--- Begin RECORDS FOR THIS EXERCISE ---
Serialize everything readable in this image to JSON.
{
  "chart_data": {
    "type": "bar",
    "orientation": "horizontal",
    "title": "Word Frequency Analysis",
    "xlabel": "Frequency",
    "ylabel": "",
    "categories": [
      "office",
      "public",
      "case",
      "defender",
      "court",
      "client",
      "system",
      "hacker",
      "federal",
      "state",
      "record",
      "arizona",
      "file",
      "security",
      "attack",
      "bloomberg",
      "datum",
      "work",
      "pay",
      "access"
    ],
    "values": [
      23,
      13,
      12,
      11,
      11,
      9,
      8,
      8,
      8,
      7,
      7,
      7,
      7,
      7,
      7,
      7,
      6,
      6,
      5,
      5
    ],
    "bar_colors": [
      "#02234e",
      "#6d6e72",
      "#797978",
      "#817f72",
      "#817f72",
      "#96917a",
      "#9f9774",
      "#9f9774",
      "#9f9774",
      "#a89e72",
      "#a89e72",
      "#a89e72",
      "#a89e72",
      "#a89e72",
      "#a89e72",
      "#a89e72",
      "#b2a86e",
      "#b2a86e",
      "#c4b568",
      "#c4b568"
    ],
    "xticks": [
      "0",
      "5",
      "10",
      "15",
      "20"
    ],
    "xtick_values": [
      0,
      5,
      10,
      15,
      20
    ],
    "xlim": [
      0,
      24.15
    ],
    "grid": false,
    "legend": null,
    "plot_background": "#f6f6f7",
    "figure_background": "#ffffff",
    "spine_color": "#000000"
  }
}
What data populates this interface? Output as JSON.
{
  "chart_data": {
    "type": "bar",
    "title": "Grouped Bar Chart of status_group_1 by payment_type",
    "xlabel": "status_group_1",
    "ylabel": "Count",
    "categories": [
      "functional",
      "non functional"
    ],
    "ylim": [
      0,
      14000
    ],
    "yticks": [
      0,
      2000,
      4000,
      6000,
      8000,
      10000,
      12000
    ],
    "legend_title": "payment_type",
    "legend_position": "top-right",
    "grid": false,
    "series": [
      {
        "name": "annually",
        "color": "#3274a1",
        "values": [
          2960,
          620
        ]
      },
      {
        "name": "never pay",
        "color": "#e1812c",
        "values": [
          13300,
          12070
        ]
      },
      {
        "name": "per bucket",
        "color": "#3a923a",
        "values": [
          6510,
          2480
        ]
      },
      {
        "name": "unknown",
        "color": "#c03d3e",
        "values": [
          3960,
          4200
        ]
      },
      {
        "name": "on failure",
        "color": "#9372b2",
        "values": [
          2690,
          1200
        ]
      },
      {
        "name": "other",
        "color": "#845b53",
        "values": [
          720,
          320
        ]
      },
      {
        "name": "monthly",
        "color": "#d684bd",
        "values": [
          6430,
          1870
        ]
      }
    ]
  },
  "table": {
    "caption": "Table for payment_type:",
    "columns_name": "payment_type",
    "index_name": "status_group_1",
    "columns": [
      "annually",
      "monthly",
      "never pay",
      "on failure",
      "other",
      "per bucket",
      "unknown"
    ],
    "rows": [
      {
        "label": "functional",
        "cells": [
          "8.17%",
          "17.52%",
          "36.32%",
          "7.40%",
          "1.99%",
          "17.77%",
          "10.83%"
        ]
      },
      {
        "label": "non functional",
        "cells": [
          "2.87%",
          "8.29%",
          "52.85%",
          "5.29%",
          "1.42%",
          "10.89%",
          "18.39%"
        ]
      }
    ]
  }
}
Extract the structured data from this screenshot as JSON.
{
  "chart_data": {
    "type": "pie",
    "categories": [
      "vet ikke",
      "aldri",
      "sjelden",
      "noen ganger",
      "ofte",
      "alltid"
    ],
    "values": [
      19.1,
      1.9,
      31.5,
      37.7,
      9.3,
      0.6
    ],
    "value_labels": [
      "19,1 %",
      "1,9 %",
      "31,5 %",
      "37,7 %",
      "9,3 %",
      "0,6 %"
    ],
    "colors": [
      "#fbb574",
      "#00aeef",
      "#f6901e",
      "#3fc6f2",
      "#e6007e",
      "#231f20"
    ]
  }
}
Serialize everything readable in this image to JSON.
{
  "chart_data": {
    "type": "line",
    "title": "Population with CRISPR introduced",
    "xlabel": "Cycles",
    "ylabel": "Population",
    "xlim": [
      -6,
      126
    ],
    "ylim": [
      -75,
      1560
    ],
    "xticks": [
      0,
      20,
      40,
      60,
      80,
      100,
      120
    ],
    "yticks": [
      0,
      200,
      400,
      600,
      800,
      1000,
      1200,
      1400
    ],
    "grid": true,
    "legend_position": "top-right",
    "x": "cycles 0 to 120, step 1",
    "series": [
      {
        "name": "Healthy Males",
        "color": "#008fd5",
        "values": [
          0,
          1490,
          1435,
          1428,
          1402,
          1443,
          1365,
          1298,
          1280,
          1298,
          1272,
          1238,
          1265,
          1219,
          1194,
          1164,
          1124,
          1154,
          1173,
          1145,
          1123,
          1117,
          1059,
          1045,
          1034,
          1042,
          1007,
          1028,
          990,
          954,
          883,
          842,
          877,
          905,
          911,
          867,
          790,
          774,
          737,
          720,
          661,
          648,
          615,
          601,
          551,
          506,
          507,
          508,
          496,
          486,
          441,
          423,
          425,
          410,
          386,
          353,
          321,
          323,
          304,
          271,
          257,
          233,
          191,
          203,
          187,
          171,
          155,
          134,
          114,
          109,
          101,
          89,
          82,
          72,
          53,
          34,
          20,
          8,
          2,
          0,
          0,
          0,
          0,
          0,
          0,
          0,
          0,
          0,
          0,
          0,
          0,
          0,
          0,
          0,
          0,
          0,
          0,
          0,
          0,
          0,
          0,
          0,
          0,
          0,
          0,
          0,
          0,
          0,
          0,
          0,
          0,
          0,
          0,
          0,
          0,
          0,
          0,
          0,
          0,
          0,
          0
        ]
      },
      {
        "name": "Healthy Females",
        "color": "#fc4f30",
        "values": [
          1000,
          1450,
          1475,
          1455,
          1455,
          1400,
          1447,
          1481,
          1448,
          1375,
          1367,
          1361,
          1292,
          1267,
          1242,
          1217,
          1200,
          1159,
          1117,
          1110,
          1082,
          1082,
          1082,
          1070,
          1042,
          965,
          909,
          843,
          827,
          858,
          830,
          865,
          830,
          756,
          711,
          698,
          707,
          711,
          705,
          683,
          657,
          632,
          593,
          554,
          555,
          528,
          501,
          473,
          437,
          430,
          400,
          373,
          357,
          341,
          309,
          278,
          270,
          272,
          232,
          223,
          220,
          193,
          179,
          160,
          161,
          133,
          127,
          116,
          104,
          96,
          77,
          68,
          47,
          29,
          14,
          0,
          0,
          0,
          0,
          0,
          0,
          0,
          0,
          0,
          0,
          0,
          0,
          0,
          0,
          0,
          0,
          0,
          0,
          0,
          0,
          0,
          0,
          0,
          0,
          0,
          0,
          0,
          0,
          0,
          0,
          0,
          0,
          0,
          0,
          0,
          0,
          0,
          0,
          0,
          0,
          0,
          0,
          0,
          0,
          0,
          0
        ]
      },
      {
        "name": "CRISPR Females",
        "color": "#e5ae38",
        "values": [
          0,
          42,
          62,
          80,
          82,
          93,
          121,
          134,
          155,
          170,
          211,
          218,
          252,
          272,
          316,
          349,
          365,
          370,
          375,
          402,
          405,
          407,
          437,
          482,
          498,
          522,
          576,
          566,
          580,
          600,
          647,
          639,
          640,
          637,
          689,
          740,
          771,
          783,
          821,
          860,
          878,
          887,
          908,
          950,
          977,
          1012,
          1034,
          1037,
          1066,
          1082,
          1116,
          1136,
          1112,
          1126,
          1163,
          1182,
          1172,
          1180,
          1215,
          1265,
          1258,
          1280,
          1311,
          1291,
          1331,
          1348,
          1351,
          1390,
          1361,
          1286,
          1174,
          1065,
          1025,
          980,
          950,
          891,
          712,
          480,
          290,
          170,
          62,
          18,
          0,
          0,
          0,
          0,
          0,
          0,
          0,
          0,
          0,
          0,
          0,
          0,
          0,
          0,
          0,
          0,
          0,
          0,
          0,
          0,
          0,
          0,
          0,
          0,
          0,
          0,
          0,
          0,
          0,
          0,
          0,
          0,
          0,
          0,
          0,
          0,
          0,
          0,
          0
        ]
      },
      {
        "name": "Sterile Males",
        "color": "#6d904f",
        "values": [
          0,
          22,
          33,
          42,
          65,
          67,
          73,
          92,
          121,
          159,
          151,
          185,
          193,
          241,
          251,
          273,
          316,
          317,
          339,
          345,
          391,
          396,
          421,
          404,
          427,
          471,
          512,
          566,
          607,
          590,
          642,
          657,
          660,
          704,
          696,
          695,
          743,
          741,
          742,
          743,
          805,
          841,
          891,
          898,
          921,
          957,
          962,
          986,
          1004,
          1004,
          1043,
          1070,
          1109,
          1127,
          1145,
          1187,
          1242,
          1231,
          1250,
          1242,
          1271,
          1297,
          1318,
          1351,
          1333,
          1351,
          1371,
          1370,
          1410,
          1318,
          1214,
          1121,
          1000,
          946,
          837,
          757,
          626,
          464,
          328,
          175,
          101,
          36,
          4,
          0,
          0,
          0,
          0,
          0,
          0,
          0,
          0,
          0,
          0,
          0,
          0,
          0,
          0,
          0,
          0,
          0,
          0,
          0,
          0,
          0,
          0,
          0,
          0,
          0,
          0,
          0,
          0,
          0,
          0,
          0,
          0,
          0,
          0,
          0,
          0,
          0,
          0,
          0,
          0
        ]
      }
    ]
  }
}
--- End RECORDS FOR THIS EXERCISE ---
• [WHAT NEEDS TO BE DONE] In the entries above, how many lines hold the word "JSON"? State the number and nothing else.

• [TASK RESULT] 4